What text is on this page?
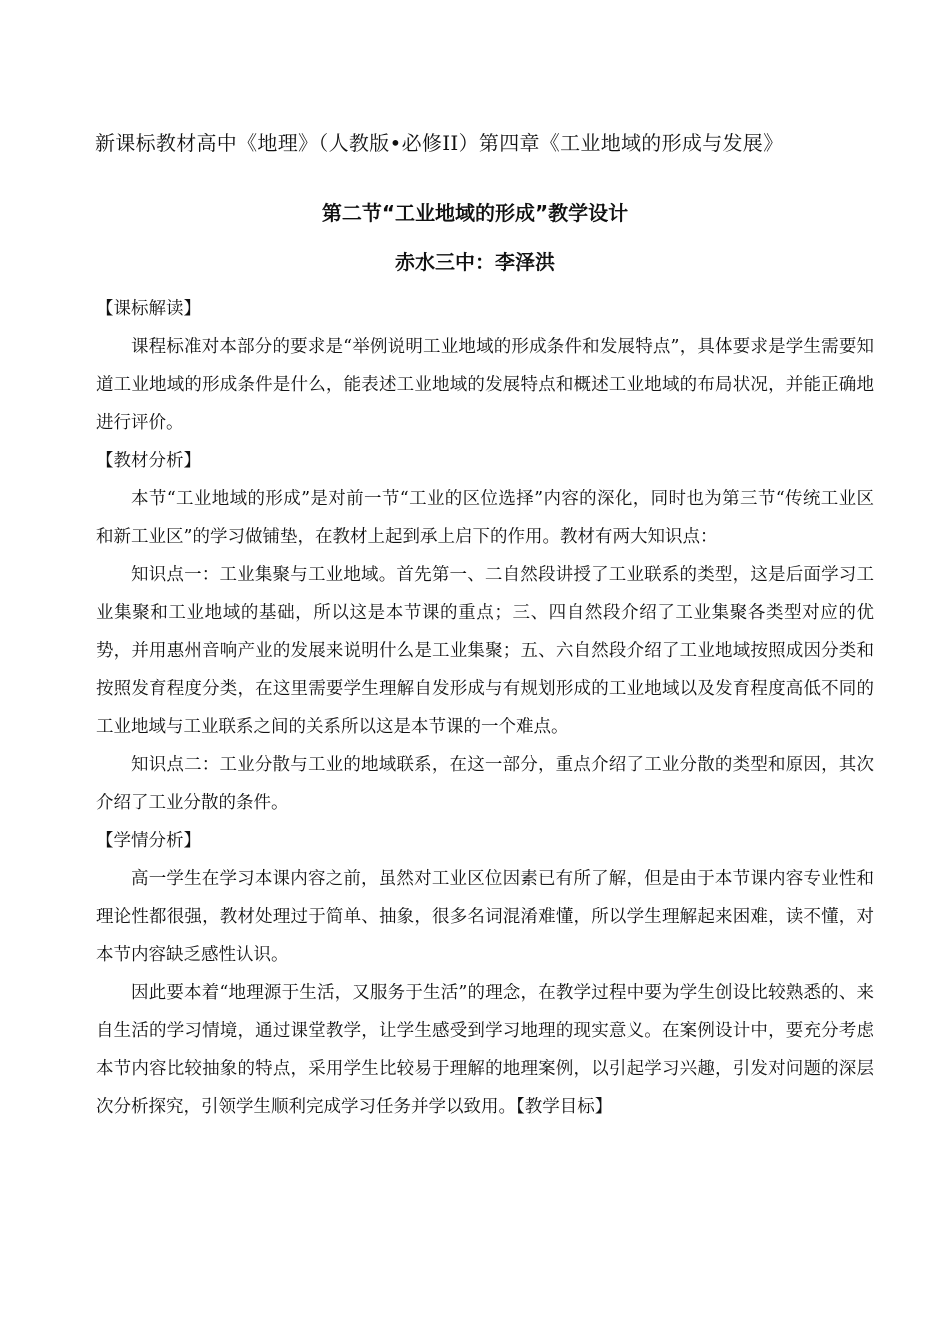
新课标教材高中《地理》（人教版•必修II）第四章《工业地域的形成与发展》
第二节“工业地域的形成”教学设计
赤水三中：李泽洪
【课标解读】

课程标准对本部分的要求是“举例说明工业地域的形成条件和发展特点”，具体要求是学生需要知道工业地域的形成条件是什么，能表述工业地域的发展特点和概述工业地域的布局状况，并能正确地进行评价。

【教材分析】

本节“工业地域的形成”是对前一节“工业的区位选择”内容的深化，同时也为第三节“传统工业区和新工业区”的学习做铺垫，在教材上起到承上启下的作用。教材有两大知识点：

知识点一：工业集聚与工业地域。首先第一、二自然段讲授了工业联系的类型，这是后面学习工业集聚和工业地域的基础，所以这是本节课的重点；三、四自然段介绍了工业集聚各类型对应的优势，并用惠州音响产业的发展来说明什么是工业集聚；五、六自然段介绍了工业地域按照成因分类和按照发育程度分类，在这里需要学生理解自发形成与有规划形成的工业地域以及发育程度高低不同的工业地域与工业联系之间的关系所以这是本节课的一个难点。

知识点二：工业分散与工业的地域联系，在这一部分，重点介绍了工业分散的类型和原因，其次介绍了工业分散的条件。

【学情分析】

高一学生在学习本课内容之前，虽然对工业区位因素已有所了解，但是由于本节课内容专业性和理论性都很强，教材处理过于简单、抽象，很多名词混淆难懂，所以学生理解起来困难，读不懂，对本节内容缺乏感性认识。

因此要本着“地理源于生活，又服务于生活”的理念，在教学过程中要为学生创设比较熟悉的、来自生活的学习情境，通过课堂教学，让学生感受到学习地理的现实意义。在案例设计中，要充分考虑本节内容比较抽象的特点，采用学生比较易于理解的地理案例，以引起学习兴趣，引发对问题的深层次分析探究，引领学生顺利完成学习任务并学以致用。【教学目标】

> [TO DO]
Reproduce the full material exactly, excluding the pictures.

> [FINISHED ANSWER]
What text is on this page?
新课标教材高中《地理》（人教版•必修II）第四章《工业地域的形成与发展》
第二节“工业地域的形成”教学设计
赤水三中：李泽洪
【课标解读】

课程标准对本部分的要求是“举例说明工业地域的形成条件和发展特点”，具体要求是学生需要知道工业地域的形成条件是什么，能表述工业地域的发展特点和概述工业地域的布局状况，并能正确地进行评价。

【教材分析】

本节“工业地域的形成”是对前一节“工业的区位选择”内容的深化，同时也为第三节“传统工业区和新工业区”的学习做铺垫，在教材上起到承上启下的作用。教材有两大知识点：

知识点一：工业集聚与工业地域。首先第一、二自然段讲授了工业联系的类型，这是后面学习工业集聚和工业地域的基础，所以这是本节课的重点；三、四自然段介绍了工业集聚各类型对应的优势，并用惠州音响产业的发展来说明什么是工业集聚；五、六自然段介绍了工业地域按照成因分类和按照发育程度分类，在这里需要学生理解自发形成与有规划形成的工业地域以及发育程度高低不同的工业地域与工业联系之间的关系所以这是本节课的一个难点。

知识点二：工业分散与工业的地域联系，在这一部分，重点介绍了工业分散的类型和原因，其次介绍了工业分散的条件。

【学情分析】

高一学生在学习本课内容之前，虽然对工业区位因素已有所了解，但是由于本节课内容专业性和理论性都很强，教材处理过于简单、抽象，很多名词混淆难懂，所以学生理解起来困难，读不懂，对本节内容缺乏感性认识。

因此要本着“地理源于生活，又服务于生活”的理念，在教学过程中要为学生创设比较熟悉的、来自生活的学习情境，通过课堂教学，让学生感受到学习地理的现实意义。在案例设计中，要充分考虑本节内容比较抽象的特点，采用学生比较易于理解的地理案例，以引起学习兴趣，引发对问题的深层次分析探究，引领学生顺利完成学习任务并学以致用。【教学目标】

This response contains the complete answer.